# STATED EXERCISE
Go through the entries below and write each one out exactly.

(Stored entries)
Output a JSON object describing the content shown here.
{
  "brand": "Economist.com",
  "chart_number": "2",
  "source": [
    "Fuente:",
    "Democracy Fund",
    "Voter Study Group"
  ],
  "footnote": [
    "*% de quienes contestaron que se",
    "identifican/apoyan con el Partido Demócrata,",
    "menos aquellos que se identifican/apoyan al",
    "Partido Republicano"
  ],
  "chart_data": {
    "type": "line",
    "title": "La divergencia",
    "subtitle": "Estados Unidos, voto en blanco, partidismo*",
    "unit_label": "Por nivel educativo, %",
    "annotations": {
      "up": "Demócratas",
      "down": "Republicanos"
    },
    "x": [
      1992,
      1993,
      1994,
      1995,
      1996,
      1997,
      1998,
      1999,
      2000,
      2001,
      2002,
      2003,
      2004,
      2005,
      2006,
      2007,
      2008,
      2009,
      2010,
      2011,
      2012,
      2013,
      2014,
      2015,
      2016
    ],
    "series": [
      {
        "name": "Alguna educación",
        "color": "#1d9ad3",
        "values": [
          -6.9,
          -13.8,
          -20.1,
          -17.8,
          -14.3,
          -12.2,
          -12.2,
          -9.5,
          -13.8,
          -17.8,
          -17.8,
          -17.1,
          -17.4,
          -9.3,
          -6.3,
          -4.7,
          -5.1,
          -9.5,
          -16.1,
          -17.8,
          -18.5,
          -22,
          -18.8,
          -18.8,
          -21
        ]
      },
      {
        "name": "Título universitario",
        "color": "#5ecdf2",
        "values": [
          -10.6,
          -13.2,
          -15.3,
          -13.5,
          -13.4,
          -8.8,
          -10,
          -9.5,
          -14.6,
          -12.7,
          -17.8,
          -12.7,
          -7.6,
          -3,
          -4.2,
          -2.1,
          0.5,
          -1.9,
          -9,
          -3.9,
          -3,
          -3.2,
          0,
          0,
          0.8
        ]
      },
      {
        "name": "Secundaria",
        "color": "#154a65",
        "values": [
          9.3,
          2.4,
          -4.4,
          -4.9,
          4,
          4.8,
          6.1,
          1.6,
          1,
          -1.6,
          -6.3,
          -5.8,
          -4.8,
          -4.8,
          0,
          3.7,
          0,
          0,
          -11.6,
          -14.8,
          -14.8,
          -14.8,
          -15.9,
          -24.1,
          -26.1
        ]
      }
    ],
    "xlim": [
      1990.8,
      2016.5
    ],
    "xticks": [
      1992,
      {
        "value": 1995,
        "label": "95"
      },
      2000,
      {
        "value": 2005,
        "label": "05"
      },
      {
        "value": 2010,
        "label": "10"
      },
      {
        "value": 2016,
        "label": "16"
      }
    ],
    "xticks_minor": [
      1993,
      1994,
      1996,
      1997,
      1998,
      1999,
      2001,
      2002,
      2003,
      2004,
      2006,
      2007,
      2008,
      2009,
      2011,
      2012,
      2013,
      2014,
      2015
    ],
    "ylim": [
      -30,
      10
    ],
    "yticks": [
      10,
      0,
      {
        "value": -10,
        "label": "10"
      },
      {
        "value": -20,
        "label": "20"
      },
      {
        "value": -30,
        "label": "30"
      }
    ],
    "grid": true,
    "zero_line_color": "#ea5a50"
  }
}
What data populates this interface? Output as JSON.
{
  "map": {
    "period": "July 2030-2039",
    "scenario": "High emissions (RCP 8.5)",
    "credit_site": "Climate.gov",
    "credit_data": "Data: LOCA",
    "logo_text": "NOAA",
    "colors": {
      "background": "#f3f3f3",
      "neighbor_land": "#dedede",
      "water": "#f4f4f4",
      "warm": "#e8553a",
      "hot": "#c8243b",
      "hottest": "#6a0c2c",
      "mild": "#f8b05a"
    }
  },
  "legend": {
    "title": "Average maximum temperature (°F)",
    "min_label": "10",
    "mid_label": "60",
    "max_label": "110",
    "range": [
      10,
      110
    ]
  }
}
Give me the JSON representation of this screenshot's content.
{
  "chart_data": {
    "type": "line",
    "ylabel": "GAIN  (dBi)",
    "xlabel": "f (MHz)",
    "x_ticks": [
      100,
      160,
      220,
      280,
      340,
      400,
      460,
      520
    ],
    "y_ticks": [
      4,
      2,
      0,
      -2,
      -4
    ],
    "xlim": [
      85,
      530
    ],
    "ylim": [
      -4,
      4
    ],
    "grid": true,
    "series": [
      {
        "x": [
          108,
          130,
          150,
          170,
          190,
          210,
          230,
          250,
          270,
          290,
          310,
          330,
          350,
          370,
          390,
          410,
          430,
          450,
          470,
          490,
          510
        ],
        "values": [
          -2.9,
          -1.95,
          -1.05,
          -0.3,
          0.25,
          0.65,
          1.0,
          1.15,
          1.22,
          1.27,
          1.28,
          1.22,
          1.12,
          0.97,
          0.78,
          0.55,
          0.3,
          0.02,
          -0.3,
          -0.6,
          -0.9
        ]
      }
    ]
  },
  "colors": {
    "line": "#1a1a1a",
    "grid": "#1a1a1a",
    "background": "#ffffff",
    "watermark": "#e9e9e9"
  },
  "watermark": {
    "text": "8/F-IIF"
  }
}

# SOLUTION FOR THIS TASK
Output a JSON object describing the content shown here.
{
  "brand": "Economist.com",
  "chart_number": "2",
  "source": [
    "Fuente:",
    "Democracy Fund",
    "Voter Study Group"
  ],
  "footnote": [
    "*% de quienes contestaron que se",
    "identifican/apoyan con el Partido Demócrata,",
    "menos aquellos que se identifican/apoyan al",
    "Partido Republicano"
  ],
  "chart_data": {
    "type": "line",
    "title": "La divergencia",
    "subtitle": "Estados Unidos, voto en blanco, partidismo*",
    "unit_label": "Por nivel educativo, %",
    "annotations": {
      "up": "Demócratas",
      "down": "Republicanos"
    },
    "x": [
      1992,
      1993,
      1994,
      1995,
      1996,
      1997,
      1998,
      1999,
      2000,
      2001,
      2002,
      2003,
      2004,
      2005,
      2006,
      2007,
      2008,
      2009,
      2010,
      2011,
      2012,
      2013,
      2014,
      2015,
      2016
    ],
    "series": [
      {
        "name": "Alguna educación",
        "color": "#1d9ad3",
        "values": [
          -6.9,
          -13.8,
          -20.1,
          -17.8,
          -14.3,
          -12.2,
          -12.2,
          -9.5,
          -13.8,
          -17.8,
          -17.8,
          -17.1,
          -17.4,
          -9.3,
          -6.3,
          -4.7,
          -5.1,
          -9.5,
          -16.1,
          -17.8,
          -18.5,
          -22,
          -18.8,
          -18.8,
          -21
        ]
      },
      {
        "name": "Título universitario",
        "color": "#5ecdf2",
        "values": [
          -10.6,
          -13.2,
          -15.3,
          -13.5,
          -13.4,
          -8.8,
          -10,
          -9.5,
          -14.6,
          -12.7,
          -17.8,
          -12.7,
          -7.6,
          -3,
          -4.2,
          -2.1,
          0.5,
          -1.9,
          -9,
          -3.9,
          -3,
          -3.2,
          0,
          0,
          0.8
        ]
      },
      {
        "name": "Secundaria",
        "color": "#154a65",
        "values": [
          9.3,
          2.4,
          -4.4,
          -4.9,
          4,
          4.8,
          6.1,
          1.6,
          1,
          -1.6,
          -6.3,
          -5.8,
          -4.8,
          -4.8,
          0,
          3.7,
          0,
          0,
          -11.6,
          -14.8,
          -14.8,
          -14.8,
          -15.9,
          -24.1,
          -26.1
        ]
      }
    ],
    "xlim": [
      1990.8,
      2016.5
    ],
    "xticks": [
      1992,
      {
        "value": 1995,
        "label": "95"
      },
      2000,
      {
        "value": 2005,
        "label": "05"
      },
      {
        "value": 2010,
        "label": "10"
      },
      {
        "value": 2016,
        "label": "16"
      }
    ],
    "xticks_minor": [
      1993,
      1994,
      1996,
      1997,
      1998,
      1999,
      2001,
      2002,
      2003,
      2004,
      2006,
      2007,
      2008,
      2009,
      2011,
      2012,
      2013,
      2014,
      2015
    ],
    "ylim": [
      -30,
      10
    ],
    "yticks": [
      10,
      0,
      {
        "value": -10,
        "label": "10"
      },
      {
        "value": -20,
        "label": "20"
      },
      {
        "value": -30,
        "label": "30"
      }
    ],
    "grid": true,
    "zero_line_color": "#ea5a50"
  }
}
What data populates this interface? Output as JSON.
{
  "map": {
    "period": "July 2030-2039",
    "scenario": "High emissions (RCP 8.5)",
    "credit_site": "Climate.gov",
    "credit_data": "Data: LOCA",
    "logo_text": "NOAA",
    "colors": {
      "background": "#f3f3f3",
      "neighbor_land": "#dedede",
      "water": "#f4f4f4",
      "warm": "#e8553a",
      "hot": "#c8243b",
      "hottest": "#6a0c2c",
      "mild": "#f8b05a"
    }
  },
  "legend": {
    "title": "Average maximum temperature (°F)",
    "min_label": "10",
    "mid_label": "60",
    "max_label": "110",
    "range": [
      10,
      110
    ]
  }
}
Give me the JSON representation of this screenshot's content.
{
  "chart_data": {
    "type": "line",
    "ylabel": "GAIN  (dBi)",
    "xlabel": "f (MHz)",
    "x_ticks": [
      100,
      160,
      220,
      280,
      340,
      400,
      460,
      520
    ],
    "y_ticks": [
      4,
      2,
      0,
      -2,
      -4
    ],
    "xlim": [
      85,
      530
    ],
    "ylim": [
      -4,
      4
    ],
    "grid": true,
    "series": [
      {
        "x": [
          108,
          130,
          150,
          170,
          190,
          210,
          230,
          250,
          270,
          290,
          310,
          330,
          350,
          370,
          390,
          410,
          430,
          450,
          470,
          490,
          510
        ],
        "values": [
          -2.9,
          -1.95,
          -1.05,
          -0.3,
          0.25,
          0.65,
          1.0,
          1.15,
          1.22,
          1.27,
          1.28,
          1.22,
          1.12,
          0.97,
          0.78,
          0.55,
          0.3,
          0.02,
          -0.3,
          -0.6,
          -0.9
        ]
      }
    ]
  },
  "colors": {
    "line": "#1a1a1a",
    "grid": "#1a1a1a",
    "background": "#ffffff",
    "watermark": "#e9e9e9"
  },
  "watermark": {
    "text": "8/F-IIF"
  }
}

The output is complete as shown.